◆ **Provided material**:
* START *
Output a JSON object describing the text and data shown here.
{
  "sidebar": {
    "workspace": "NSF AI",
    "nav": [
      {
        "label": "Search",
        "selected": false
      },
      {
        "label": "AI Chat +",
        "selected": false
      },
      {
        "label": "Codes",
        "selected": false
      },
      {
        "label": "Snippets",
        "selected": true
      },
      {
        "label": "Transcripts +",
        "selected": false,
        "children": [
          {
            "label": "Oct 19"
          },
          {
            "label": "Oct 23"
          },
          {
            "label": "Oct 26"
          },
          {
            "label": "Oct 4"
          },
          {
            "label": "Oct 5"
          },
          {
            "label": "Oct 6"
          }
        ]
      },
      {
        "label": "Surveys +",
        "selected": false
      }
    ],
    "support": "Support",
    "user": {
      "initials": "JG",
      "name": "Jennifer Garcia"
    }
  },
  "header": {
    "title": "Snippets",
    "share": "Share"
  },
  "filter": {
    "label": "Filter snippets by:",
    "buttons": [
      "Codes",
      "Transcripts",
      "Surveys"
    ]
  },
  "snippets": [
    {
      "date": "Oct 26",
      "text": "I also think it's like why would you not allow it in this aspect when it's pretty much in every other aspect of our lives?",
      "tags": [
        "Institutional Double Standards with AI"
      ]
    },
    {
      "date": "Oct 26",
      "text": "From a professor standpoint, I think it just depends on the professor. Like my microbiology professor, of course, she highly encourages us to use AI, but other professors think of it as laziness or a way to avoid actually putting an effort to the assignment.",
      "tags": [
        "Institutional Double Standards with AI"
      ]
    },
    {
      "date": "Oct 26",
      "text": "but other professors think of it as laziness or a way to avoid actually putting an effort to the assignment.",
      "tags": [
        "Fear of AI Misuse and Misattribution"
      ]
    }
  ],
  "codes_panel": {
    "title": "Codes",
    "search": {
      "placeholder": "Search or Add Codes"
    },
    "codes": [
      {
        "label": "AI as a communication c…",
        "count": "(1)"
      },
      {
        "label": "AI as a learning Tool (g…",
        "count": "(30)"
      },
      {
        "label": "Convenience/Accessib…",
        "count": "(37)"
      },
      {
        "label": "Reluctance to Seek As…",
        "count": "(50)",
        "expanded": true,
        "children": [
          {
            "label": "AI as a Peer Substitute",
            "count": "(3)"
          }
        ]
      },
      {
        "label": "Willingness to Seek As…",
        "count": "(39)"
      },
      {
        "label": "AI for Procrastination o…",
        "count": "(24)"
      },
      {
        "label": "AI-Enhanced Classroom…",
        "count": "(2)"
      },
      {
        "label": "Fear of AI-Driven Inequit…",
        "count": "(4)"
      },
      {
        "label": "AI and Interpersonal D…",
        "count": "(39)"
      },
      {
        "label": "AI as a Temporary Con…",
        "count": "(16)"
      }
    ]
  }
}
* END *
◆ **Task details**:
Go through the records and gather the lines that hold "avoid".

◆ **Finished task**:
      "text": "From a professor standpoint, I think it just depends on the professor. Like my microbiology professor, of course, she highly encourages us to use AI, but other professors think of it as laziness or a way to avoid actually putting an effort to the assignment.",
      "text": "but other professors think of it as laziness or a way to avoid actually putting an effort to the assignment.",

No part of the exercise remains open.